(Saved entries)
_ _ _ _ _
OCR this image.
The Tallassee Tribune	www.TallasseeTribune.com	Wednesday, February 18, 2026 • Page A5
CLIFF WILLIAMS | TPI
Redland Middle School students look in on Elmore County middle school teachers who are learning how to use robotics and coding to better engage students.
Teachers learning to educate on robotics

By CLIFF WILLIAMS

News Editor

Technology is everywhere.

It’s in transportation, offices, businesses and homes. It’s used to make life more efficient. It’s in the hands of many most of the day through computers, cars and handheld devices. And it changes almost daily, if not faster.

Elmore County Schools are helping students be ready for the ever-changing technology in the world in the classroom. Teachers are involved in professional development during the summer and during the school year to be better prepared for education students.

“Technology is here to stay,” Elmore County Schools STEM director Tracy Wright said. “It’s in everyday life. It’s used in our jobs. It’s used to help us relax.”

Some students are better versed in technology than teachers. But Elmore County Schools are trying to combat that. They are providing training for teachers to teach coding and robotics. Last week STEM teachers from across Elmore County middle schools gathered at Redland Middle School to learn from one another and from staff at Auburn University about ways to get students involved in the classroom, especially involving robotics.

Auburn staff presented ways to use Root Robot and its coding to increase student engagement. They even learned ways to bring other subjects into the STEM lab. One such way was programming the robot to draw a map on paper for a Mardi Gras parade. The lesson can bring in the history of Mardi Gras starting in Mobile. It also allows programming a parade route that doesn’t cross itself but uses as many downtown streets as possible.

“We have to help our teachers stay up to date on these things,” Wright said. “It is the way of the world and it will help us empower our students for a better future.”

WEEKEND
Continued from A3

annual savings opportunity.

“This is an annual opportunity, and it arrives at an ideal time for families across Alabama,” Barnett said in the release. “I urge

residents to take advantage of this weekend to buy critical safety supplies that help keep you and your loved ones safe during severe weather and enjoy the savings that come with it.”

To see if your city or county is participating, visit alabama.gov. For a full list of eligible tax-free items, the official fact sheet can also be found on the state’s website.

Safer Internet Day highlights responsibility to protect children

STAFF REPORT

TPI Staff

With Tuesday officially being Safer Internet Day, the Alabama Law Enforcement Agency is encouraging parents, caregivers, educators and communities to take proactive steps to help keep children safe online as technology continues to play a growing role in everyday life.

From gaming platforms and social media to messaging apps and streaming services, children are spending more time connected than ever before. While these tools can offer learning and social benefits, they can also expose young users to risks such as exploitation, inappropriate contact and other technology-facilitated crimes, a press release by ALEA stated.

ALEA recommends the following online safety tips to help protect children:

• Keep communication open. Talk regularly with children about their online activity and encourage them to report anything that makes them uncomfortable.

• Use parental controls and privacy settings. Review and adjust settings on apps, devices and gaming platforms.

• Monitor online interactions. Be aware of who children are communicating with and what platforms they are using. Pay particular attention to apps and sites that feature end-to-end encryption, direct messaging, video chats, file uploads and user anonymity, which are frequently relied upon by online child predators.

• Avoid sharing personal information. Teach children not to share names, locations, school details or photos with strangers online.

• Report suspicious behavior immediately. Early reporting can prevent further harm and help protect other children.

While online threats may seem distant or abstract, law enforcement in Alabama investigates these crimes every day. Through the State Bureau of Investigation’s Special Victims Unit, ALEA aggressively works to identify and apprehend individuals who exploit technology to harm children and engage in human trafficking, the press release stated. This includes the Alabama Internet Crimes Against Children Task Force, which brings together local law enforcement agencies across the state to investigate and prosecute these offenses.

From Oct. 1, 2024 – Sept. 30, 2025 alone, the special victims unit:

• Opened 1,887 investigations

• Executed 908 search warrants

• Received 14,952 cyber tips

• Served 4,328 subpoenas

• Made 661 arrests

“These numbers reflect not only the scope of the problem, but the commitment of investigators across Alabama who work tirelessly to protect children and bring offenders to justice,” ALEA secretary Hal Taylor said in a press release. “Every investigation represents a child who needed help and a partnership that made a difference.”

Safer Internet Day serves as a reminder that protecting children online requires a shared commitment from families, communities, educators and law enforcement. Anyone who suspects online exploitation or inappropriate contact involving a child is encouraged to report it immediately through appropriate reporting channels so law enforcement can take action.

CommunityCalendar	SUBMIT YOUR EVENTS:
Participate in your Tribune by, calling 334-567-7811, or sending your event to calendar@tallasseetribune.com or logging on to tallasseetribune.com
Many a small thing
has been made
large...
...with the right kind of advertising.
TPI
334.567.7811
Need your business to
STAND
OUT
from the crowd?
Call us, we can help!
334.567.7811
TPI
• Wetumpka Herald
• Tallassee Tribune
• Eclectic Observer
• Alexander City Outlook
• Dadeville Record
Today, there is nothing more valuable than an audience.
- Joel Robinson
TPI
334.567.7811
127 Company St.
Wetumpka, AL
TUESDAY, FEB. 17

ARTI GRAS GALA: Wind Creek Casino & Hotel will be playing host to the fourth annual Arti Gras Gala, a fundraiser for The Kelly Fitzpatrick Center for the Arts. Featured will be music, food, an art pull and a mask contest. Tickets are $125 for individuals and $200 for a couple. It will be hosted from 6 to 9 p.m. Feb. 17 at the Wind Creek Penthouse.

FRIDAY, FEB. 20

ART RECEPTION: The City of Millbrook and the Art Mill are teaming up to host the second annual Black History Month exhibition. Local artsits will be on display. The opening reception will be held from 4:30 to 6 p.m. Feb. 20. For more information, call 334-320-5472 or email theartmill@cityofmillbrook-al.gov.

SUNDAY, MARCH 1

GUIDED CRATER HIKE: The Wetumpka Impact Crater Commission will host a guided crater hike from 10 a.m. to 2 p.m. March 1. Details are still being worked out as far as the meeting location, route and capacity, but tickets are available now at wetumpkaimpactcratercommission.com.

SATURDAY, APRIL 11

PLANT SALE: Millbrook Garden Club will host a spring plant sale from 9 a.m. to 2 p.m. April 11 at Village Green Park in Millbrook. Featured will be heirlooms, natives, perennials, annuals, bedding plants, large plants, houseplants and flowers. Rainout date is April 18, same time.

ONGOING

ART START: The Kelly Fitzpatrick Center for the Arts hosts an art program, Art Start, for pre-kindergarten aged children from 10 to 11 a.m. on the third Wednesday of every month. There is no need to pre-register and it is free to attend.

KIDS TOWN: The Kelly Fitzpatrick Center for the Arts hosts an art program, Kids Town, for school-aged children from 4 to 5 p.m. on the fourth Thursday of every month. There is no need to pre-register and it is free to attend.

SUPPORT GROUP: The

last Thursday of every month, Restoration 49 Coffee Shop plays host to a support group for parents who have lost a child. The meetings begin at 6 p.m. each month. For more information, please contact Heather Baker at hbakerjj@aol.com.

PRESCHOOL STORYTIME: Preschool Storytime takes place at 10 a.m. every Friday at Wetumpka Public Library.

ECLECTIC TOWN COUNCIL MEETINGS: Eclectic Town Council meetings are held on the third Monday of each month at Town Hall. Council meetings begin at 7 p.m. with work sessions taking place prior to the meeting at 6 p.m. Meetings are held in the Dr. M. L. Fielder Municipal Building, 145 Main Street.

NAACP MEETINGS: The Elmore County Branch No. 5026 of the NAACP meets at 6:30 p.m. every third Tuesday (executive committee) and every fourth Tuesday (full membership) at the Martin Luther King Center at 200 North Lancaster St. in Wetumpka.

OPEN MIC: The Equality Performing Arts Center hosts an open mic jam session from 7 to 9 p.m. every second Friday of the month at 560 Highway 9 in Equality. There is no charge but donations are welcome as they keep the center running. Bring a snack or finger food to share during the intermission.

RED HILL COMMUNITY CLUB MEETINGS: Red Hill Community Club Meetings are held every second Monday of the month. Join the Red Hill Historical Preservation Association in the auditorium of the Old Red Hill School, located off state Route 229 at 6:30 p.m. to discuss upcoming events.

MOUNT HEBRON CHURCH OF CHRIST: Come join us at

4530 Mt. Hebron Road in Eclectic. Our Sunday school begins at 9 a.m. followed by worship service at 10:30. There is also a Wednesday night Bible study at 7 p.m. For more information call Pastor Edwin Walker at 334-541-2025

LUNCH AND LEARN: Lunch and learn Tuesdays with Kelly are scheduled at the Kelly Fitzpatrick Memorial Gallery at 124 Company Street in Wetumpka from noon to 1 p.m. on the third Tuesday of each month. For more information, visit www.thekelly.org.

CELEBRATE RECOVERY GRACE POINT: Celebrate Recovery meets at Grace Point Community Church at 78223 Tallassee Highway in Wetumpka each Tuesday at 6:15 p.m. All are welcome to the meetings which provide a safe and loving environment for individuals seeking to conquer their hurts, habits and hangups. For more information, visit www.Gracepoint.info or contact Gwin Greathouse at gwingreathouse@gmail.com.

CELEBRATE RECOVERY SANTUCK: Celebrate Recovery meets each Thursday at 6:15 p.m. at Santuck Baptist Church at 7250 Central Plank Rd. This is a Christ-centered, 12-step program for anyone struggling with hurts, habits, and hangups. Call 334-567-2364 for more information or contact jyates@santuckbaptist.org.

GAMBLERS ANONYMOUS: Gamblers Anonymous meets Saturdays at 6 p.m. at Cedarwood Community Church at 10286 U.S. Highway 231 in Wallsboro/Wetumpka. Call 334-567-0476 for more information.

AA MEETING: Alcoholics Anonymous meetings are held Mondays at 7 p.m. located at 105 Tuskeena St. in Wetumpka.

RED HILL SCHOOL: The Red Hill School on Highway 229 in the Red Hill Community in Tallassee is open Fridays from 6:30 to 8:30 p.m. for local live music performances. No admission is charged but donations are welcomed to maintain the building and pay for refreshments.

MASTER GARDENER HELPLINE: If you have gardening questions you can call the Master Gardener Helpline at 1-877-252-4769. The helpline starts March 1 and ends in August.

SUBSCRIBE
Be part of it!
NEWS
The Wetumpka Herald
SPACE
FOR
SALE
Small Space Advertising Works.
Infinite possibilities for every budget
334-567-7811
_ _ _ _ _
▶ **Task goal**
Copy all lines from the material that contain "large".

▶ **Task output**
large...
PLANT SALE: Millbrook Garden Club will host a spring plant sale from 9 a.m. to 2 p.m. April 11 at Village Green Park in Millbrook. Featured will be heirlooms, natives, perennials, annuals, bedding plants, large plants, houseplants and flowers. Rainout date is April 18, same time.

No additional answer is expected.